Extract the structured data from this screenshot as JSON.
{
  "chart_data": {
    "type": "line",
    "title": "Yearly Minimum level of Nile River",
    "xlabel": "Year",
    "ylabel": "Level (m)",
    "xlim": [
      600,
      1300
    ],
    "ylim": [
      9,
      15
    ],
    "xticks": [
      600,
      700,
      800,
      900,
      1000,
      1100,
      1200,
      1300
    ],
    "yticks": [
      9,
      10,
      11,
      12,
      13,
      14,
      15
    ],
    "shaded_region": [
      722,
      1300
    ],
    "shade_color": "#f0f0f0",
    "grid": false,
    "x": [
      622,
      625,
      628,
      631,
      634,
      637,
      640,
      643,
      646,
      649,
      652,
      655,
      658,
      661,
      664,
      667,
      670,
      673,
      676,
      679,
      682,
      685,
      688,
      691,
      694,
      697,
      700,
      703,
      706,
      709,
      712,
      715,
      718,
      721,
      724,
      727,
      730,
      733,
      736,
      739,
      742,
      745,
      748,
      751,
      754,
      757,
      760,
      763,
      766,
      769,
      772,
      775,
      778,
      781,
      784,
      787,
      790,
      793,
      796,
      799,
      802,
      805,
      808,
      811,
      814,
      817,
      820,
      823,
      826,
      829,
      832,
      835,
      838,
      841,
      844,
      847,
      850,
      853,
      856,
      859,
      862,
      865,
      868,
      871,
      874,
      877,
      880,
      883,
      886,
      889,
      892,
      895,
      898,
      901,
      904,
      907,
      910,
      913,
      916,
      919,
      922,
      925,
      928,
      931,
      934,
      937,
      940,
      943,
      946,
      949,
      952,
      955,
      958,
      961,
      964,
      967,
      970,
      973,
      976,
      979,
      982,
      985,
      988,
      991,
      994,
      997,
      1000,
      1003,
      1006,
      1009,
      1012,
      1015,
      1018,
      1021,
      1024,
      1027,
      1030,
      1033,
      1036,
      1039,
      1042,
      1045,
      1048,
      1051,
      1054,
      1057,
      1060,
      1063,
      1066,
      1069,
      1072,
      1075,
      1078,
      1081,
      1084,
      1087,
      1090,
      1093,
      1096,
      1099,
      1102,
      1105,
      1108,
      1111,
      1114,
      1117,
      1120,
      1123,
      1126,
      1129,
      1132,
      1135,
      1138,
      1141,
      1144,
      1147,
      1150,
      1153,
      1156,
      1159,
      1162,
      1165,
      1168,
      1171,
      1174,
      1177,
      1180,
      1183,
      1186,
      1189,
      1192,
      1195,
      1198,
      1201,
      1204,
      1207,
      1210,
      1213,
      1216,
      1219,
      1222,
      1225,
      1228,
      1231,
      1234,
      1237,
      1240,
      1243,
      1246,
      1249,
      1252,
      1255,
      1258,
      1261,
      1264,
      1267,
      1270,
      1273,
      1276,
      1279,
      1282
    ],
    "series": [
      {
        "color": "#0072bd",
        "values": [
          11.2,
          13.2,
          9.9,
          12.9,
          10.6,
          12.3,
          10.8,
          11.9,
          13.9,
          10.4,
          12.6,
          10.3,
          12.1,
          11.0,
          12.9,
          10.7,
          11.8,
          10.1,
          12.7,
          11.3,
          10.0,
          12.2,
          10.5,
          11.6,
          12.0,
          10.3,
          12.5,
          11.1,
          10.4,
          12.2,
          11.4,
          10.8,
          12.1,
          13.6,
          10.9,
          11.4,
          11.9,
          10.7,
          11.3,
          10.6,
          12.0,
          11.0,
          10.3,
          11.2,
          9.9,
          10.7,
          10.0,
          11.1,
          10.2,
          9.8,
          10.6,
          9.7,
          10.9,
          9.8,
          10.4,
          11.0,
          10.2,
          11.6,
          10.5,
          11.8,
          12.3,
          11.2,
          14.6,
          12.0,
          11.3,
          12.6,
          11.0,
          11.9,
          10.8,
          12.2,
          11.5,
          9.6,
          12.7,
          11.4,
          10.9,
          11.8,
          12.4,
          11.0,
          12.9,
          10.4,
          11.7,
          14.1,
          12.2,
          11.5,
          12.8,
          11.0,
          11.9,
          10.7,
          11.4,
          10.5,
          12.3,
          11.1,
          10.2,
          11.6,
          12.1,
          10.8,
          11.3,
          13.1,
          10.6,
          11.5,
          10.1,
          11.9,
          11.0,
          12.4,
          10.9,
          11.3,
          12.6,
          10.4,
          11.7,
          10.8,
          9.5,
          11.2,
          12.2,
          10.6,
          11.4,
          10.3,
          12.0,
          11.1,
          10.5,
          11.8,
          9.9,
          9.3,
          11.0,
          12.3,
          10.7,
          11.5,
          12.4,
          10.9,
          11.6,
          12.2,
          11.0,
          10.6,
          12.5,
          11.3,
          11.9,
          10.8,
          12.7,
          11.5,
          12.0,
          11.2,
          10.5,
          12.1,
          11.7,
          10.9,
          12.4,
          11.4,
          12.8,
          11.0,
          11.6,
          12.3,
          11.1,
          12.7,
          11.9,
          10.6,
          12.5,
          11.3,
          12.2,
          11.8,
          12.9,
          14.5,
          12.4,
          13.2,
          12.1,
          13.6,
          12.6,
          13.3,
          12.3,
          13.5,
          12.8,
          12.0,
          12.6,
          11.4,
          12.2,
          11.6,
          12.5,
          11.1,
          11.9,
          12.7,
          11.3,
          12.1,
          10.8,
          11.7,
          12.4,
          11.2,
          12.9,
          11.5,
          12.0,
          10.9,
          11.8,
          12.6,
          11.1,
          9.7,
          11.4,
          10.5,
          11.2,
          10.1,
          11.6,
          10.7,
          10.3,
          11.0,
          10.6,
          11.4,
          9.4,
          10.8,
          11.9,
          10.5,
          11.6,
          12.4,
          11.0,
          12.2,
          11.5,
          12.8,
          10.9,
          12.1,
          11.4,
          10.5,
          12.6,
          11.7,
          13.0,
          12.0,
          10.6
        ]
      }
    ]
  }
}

- Written problem
Retype the listing exactly, in full.

- Worked solution
Extract the structured data from this screenshot as JSON.
{
  "chart_data": {
    "type": "line",
    "title": "Yearly Minimum level of Nile River",
    "xlabel": "Year",
    "ylabel": "Level (m)",
    "xlim": [
      600,
      1300
    ],
    "ylim": [
      9,
      15
    ],
    "xticks": [
      600,
      700,
      800,
      900,
      1000,
      1100,
      1200,
      1300
    ],
    "yticks": [
      9,
      10,
      11,
      12,
      13,
      14,
      15
    ],
    "shaded_region": [
      722,
      1300
    ],
    "shade_color": "#f0f0f0",
    "grid": false,
    "x": [
      622,
      625,
      628,
      631,
      634,
      637,
      640,
      643,
      646,
      649,
      652,
      655,
      658,
      661,
      664,
      667,
      670,
      673,
      676,
      679,
      682,
      685,
      688,
      691,
      694,
      697,
      700,
      703,
      706,
      709,
      712,
      715,
      718,
      721,
      724,
      727,
      730,
      733,
      736,
      739,
      742,
      745,
      748,
      751,
      754,
      757,
      760,
      763,
      766,
      769,
      772,
      775,
      778,
      781,
      784,
      787,
      790,
      793,
      796,
      799,
      802,
      805,
      808,
      811,
      814,
      817,
      820,
      823,
      826,
      829,
      832,
      835,
      838,
      841,
      844,
      847,
      850,
      853,
      856,
      859,
      862,
      865,
      868,
      871,
      874,
      877,
      880,
      883,
      886,
      889,
      892,
      895,
      898,
      901,
      904,
      907,
      910,
      913,
      916,
      919,
      922,
      925,
      928,
      931,
      934,
      937,
      940,
      943,
      946,
      949,
      952,
      955,
      958,
      961,
      964,
      967,
      970,
      973,
      976,
      979,
      982,
      985,
      988,
      991,
      994,
      997,
      1000,
      1003,
      1006,
      1009,
      1012,
      1015,
      1018,
      1021,
      1024,
      1027,
      1030,
      1033,
      1036,
      1039,
      1042,
      1045,
      1048,
      1051,
      1054,
      1057,
      1060,
      1063,
      1066,
      1069,
      1072,
      1075,
      1078,
      1081,
      1084,
      1087,
      1090,
      1093,
      1096,
      1099,
      1102,
      1105,
      1108,
      1111,
      1114,
      1117,
      1120,
      1123,
      1126,
      1129,
      1132,
      1135,
      1138,
      1141,
      1144,
      1147,
      1150,
      1153,
      1156,
      1159,
      1162,
      1165,
      1168,
      1171,
      1174,
      1177,
      1180,
      1183,
      1186,
      1189,
      1192,
      1195,
      1198,
      1201,
      1204,
      1207,
      1210,
      1213,
      1216,
      1219,
      1222,
      1225,
      1228,
      1231,
      1234,
      1237,
      1240,
      1243,
      1246,
      1249,
      1252,
      1255,
      1258,
      1261,
      1264,
      1267,
      1270,
      1273,
      1276,
      1279,
      1282
    ],
    "series": [
      {
        "color": "#0072bd",
        "values": [
          11.2,
          13.2,
          9.9,
          12.9,
          10.6,
          12.3,
          10.8,
          11.9,
          13.9,
          10.4,
          12.6,
          10.3,
          12.1,
          11.0,
          12.9,
          10.7,
          11.8,
          10.1,
          12.7,
          11.3,
          10.0,
          12.2,
          10.5,
          11.6,
          12.0,
          10.3,
          12.5,
          11.1,
          10.4,
          12.2,
          11.4,
          10.8,
          12.1,
          13.6,
          10.9,
          11.4,
          11.9,
          10.7,
          11.3,
          10.6,
          12.0,
          11.0,
          10.3,
          11.2,
          9.9,
          10.7,
          10.0,
          11.1,
          10.2,
          9.8,
          10.6,
          9.7,
          10.9,
          9.8,
          10.4,
          11.0,
          10.2,
          11.6,
          10.5,
          11.8,
          12.3,
          11.2,
          14.6,
          12.0,
          11.3,
          12.6,
          11.0,
          11.9,
          10.8,
          12.2,
          11.5,
          9.6,
          12.7,
          11.4,
          10.9,
          11.8,
          12.4,
          11.0,
          12.9,
          10.4,
          11.7,
          14.1,
          12.2,
          11.5,
          12.8,
          11.0,
          11.9,
          10.7,
          11.4,
          10.5,
          12.3,
          11.1,
          10.2,
          11.6,
          12.1,
          10.8,
          11.3,
          13.1,
          10.6,
          11.5,
          10.1,
          11.9,
          11.0,
          12.4,
          10.9,
          11.3,
          12.6,
          10.4,
          11.7,
          10.8,
          9.5,
          11.2,
          12.2,
          10.6,
          11.4,
          10.3,
          12.0,
          11.1,
          10.5,
          11.8,
          9.9,
          9.3,
          11.0,
          12.3,
          10.7,
          11.5,
          12.4,
          10.9,
          11.6,
          12.2,
          11.0,
          10.6,
          12.5,
          11.3,
          11.9,
          10.8,
          12.7,
          11.5,
          12.0,
          11.2,
          10.5,
          12.1,
          11.7,
          10.9,
          12.4,
          11.4,
          12.8,
          11.0,
          11.6,
          12.3,
          11.1,
          12.7,
          11.9,
          10.6,
          12.5,
          11.3,
          12.2,
          11.8,
          12.9,
          14.5,
          12.4,
          13.2,
          12.1,
          13.6,
          12.6,
          13.3,
          12.3,
          13.5,
          12.8,
          12.0,
          12.6,
          11.4,
          12.2,
          11.6,
          12.5,
          11.1,
          11.9,
          12.7,
          11.3,
          12.1,
          10.8,
          11.7,
          12.4,
          11.2,
          12.9,
          11.5,
          12.0,
          10.9,
          11.8,
          12.6,
          11.1,
          9.7,
          11.4,
          10.5,
          11.2,
          10.1,
          11.6,
          10.7,
          10.3,
          11.0,
          10.6,
          11.4,
          9.4,
          10.8,
          11.9,
          10.5,
          11.6,
          12.4,
          11.0,
          12.2,
          11.5,
          12.8,
          10.9,
          12.1,
          11.4,
          10.5,
          12.6,
          11.7,
          13.0,
          12.0,
          10.6
        ]
      }
    ]
  }
}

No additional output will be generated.